● **PROBLEM STATEMENT**
Write the listing out again, all of it, word for word.

● **DATA SECTION**
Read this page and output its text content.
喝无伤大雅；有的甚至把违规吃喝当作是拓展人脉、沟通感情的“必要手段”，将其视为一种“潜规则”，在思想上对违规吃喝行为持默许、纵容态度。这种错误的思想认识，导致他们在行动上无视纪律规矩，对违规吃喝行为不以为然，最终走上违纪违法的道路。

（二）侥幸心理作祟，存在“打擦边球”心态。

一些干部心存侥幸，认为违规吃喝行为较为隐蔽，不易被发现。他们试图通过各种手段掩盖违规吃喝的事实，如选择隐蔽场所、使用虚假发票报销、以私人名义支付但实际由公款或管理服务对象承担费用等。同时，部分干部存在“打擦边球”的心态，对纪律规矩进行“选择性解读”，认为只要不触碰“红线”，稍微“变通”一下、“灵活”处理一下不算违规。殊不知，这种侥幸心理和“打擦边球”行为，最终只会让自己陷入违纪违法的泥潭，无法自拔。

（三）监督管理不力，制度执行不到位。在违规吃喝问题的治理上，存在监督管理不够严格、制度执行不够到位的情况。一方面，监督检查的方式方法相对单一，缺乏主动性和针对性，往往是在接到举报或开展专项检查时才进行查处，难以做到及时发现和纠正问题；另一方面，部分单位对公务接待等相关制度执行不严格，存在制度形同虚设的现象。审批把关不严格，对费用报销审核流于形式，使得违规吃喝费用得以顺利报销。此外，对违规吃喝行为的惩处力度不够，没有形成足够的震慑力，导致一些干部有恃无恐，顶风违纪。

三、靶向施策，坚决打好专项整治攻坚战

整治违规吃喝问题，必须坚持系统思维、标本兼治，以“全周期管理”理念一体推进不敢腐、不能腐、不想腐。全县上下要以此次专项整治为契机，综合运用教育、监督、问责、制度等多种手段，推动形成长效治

● **FINISHED TASK**
Read this page and output its text content.
喝无伤大雅；有的甚至把违规吃喝当作是拓展人脉、沟通感情的“必要手段”，将其视为一种“潜规则”，在思想上对违规吃喝行为持默许、纵容态度。这种错误的思想认识，导致他们在行动上无视纪律规矩，对违规吃喝行为不以为然，最终走上违纪违法的道路。

（二）侥幸心理作祟，存在“打擦边球”心态。

一些干部心存侥幸，认为违规吃喝行为较为隐蔽，不易被发现。他们试图通过各种手段掩盖违规吃喝的事实，如选择隐蔽场所、使用虚假发票报销、以私人名义支付但实际由公款或管理服务对象承担费用等。同时，部分干部存在“打擦边球”的心态，对纪律规矩进行“选择性解读”，认为只要不触碰“红线”，稍微“变通”一下、“灵活”处理一下不算违规。殊不知，这种侥幸心理和“打擦边球”行为，最终只会让自己陷入违纪违法的泥潭，无法自拔。

（三）监督管理不力，制度执行不到位。在违规吃喝问题的治理上，存在监督管理不够严格、制度执行不够到位的情况。一方面，监督检查的方式方法相对单一，缺乏主动性和针对性，往往是在接到举报或开展专项检查时才进行查处，难以做到及时发现和纠正问题；另一方面，部分单位对公务接待等相关制度执行不严格，存在制度形同虚设的现象。审批把关不严格，对费用报销审核流于形式，使得违规吃喝费用得以顺利报销。此外，对违规吃喝行为的惩处力度不够，没有形成足够的震慑力，导致一些干部有恃无恐，顶风违纪。

三、靶向施策，坚决打好专项整治攻坚战

整治违规吃喝问题，必须坚持系统思维、标本兼治，以“全周期管理”理念一体推进不敢腐、不能腐、不想腐。全县上下要以此次专项整治为契机，综合运用教育、监督、问责、制度等多种手段，推动形成长效治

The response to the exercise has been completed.